[Record list start]

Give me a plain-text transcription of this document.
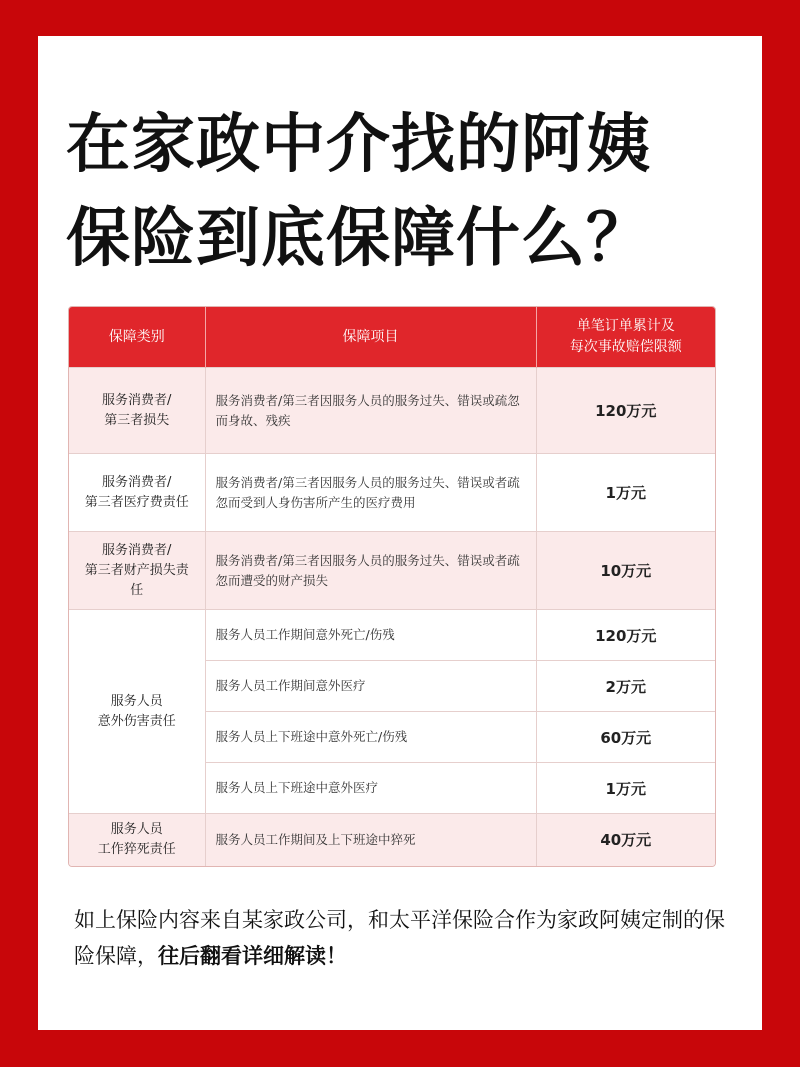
在家政中介找的阿姨
保险到底保障什么？
保障类别	保障项目	单笔订单累计及
每次事故赔偿限额
服务消费者/
第三者损失	服务消费者/第三者因服务人员的服务过失、错误或疏忽而身故、残疾	120万元
服务消费者/
第三者医疗费责任	服务消费者/第三者因服务人员的服务过失、错误或者疏忽而受到人身伤害所产生的医疗费用	1万元
服务消费者/
第三者财产损失责任	服务消费者/第三者因服务人员的服务过失、错误或者疏忽而遭受的财产损失	10万元
服务人员
意外伤害责任	服务人员工作期间意外死亡/伤残	120万元
	服务人员工作期间意外医疗	2万元
	服务人员上下班途中意外死亡/伤残	60万元
	服务人员上下班途中意外医疗	1万元
服务人员
工作猝死责任	服务人员工作期间及上下班途中猝死	40万元
如上保险内容来自某家政公司，和太平洋保险合作为家政阿姨定制的保险保障，往后翻看详细解读！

[Record list end]

**To be done**
Set each line of the records down exactly, leaving every picture out.

**Task result**
Give me a plain-text transcription of this document.
在家政中介找的阿姨
保险到底保障什么？
保障类别	保障项目	单笔订单累计及
每次事故赔偿限额
服务消费者/
第三者损失	服务消费者/第三者因服务人员的服务过失、错误或疏忽而身故、残疾	120万元
服务消费者/
第三者医疗费责任	服务消费者/第三者因服务人员的服务过失、错误或者疏忽而受到人身伤害所产生的医疗费用	1万元
服务消费者/
第三者财产损失责任	服务消费者/第三者因服务人员的服务过失、错误或者疏忽而遭受的财产损失	10万元
服务人员
意外伤害责任	服务人员工作期间意外死亡/伤残	120万元
	服务人员工作期间意外医疗	2万元
	服务人员上下班途中意外死亡/伤残	60万元
	服务人员上下班途中意外医疗	1万元
服务人员
工作猝死责任	服务人员工作期间及上下班途中猝死	40万元
如上保险内容来自某家政公司，和太平洋保险合作为家政阿姨定制的保险保障，往后翻看详细解读！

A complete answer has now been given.